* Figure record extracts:
* Begin *

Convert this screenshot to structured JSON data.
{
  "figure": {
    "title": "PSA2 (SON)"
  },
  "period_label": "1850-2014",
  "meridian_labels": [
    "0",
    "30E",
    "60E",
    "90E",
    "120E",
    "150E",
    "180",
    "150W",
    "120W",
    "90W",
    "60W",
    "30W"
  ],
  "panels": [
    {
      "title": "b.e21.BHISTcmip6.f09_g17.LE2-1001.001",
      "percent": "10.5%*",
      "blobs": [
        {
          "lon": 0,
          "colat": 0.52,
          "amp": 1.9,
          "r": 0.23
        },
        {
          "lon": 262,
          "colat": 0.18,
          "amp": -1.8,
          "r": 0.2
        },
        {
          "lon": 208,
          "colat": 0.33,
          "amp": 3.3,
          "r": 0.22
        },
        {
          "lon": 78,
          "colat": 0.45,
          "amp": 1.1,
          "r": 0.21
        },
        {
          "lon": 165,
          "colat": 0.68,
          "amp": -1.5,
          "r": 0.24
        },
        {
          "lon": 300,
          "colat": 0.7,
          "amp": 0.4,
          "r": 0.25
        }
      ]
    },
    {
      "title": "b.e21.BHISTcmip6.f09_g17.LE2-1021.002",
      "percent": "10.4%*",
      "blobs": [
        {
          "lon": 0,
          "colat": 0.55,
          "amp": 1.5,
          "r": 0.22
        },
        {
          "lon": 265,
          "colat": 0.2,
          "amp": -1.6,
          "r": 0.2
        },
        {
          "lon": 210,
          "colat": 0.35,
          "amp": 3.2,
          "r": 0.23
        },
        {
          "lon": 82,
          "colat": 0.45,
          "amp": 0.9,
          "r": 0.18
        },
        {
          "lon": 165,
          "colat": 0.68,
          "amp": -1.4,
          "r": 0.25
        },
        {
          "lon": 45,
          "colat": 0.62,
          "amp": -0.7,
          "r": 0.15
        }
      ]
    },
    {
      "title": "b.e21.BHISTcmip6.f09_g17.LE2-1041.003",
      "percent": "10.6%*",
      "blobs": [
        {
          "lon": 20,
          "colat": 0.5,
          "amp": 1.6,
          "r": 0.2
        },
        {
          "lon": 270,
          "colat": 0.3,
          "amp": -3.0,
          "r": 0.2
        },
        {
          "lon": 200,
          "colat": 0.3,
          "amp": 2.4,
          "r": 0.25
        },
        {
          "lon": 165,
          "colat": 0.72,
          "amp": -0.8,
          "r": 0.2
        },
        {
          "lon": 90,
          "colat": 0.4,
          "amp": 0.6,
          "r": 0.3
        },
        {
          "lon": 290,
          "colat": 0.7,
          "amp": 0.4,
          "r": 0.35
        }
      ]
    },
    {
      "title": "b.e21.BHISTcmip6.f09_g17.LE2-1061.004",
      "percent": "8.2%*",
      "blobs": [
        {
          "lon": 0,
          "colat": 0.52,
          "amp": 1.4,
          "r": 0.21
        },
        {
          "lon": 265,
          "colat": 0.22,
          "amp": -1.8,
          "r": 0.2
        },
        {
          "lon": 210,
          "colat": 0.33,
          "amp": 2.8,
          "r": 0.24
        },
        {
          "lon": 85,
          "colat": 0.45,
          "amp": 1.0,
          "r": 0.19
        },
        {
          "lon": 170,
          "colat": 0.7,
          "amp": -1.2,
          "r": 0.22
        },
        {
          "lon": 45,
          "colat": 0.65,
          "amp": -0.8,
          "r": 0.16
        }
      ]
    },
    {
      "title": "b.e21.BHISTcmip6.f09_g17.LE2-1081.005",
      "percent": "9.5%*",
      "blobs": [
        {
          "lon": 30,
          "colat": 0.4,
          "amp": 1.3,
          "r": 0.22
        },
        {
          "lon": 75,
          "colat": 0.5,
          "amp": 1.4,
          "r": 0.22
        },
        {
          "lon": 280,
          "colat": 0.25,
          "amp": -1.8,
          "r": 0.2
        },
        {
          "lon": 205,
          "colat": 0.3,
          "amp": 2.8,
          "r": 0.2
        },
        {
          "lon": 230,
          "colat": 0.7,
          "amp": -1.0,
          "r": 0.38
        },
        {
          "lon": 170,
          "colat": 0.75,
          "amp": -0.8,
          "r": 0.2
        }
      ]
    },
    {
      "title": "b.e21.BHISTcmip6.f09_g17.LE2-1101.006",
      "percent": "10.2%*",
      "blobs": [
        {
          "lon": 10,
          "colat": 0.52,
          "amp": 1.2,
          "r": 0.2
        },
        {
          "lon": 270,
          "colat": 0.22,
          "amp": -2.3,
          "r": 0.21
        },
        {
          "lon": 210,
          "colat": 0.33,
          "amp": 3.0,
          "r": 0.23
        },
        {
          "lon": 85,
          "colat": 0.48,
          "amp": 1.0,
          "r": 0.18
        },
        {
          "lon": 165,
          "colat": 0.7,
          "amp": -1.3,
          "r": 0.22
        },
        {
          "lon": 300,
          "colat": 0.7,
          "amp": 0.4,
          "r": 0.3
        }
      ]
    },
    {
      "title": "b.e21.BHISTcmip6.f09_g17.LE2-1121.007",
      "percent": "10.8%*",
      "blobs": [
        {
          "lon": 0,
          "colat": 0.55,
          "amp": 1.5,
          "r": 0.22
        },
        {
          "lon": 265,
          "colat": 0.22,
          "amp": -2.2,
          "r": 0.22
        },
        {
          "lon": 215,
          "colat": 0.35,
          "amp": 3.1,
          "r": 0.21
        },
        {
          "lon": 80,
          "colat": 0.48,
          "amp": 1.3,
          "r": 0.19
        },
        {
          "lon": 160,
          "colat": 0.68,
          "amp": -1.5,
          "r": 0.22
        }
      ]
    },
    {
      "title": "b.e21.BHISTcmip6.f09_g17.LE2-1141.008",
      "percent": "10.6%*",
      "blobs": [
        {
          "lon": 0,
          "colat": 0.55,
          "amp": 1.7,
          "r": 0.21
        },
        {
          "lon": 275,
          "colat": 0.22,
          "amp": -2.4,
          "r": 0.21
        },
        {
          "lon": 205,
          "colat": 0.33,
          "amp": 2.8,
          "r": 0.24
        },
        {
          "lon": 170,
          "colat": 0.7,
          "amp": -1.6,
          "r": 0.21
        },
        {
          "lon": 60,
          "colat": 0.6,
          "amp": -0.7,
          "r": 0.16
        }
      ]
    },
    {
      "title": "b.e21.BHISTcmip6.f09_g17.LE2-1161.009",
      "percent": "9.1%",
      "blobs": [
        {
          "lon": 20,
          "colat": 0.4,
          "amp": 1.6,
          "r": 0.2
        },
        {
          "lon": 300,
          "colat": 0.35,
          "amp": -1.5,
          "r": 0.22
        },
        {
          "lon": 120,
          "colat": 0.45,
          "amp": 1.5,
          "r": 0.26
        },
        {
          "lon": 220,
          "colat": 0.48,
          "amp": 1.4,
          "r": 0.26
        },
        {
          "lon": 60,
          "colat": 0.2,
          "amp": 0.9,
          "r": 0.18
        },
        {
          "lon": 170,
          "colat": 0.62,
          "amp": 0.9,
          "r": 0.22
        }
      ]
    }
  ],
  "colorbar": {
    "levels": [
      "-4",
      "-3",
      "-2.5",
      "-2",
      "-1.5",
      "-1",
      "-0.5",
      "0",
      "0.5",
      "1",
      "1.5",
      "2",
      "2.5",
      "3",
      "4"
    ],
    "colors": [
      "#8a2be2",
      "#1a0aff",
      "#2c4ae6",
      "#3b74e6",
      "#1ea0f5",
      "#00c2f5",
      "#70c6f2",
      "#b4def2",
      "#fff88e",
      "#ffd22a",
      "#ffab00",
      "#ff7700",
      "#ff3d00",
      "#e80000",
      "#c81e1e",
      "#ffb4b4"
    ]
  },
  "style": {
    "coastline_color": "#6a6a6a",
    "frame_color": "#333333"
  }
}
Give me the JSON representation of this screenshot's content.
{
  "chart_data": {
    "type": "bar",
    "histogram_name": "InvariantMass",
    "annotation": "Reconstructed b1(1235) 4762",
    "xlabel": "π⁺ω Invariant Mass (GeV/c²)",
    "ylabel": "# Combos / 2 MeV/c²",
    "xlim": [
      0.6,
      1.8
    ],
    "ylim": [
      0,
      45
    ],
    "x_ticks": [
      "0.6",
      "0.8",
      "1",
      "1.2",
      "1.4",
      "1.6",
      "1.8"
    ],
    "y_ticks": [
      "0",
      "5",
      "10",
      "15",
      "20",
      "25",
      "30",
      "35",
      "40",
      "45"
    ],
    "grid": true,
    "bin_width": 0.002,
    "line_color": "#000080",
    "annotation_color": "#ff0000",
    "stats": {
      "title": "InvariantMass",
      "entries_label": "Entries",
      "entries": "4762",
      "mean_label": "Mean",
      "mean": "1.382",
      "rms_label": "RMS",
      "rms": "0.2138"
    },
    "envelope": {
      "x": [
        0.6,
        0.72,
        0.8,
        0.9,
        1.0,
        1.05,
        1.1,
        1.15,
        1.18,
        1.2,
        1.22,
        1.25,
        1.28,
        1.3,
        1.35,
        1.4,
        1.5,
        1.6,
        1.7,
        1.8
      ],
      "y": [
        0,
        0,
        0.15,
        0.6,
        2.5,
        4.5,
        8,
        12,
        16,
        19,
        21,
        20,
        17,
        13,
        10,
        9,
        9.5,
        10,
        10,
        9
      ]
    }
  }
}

* End *

* Given instruction:
Reproduce exactly the line that holds "Give me the", then every line after it, ending with the final line of the records above.

* Response:
Give me the JSON representation of this screenshot's content.
{
  "chart_data": {
    "type": "bar",
    "histogram_name": "InvariantMass",
    "annotation": "Reconstructed b1(1235) 4762",
    "xlabel": "π⁺ω Invariant Mass (GeV/c²)",
    "ylabel": "# Combos / 2 MeV/c²",
    "xlim": [
      0.6,
      1.8
    ],
    "ylim": [
      0,
      45
    ],
    "x_ticks": [
      "0.6",
      "0.8",
      "1",
      "1.2",
      "1.4",
      "1.6",
      "1.8"
    ],
    "y_ticks": [
      "0",
      "5",
      "10",
      "15",
      "20",
      "25",
      "30",
      "35",
      "40",
      "45"
    ],
    "grid": true,
    "bin_width": 0.002,
    "line_color": "#000080",
    "annotation_color": "#ff0000",
    "stats": {
      "title": "InvariantMass",
      "entries_label": "Entries",
      "entries": "4762",
      "mean_label": "Mean",
      "mean": "1.382",
      "rms_label": "RMS",
      "rms": "0.2138"
    },
    "envelope": {
      "x": [
        0.6,
        0.72,
        0.8,
        0.9,
        1.0,
        1.05,
        1.1,
        1.15,
        1.18,
        1.2,
        1.22,
        1.25,
        1.28,
        1.3,
        1.35,
        1.4,
        1.5,
        1.6,
        1.7,
        1.8
      ],
      "y": [
        0,
        0,
        0.15,
        0.6,
        2.5,
        4.5,
        8,
        12,
        16,
        19,
        21,
        20,
        17,
        13,
        10,
        9,
        9.5,
        10,
        10,
        9
      ]
    }
  }
}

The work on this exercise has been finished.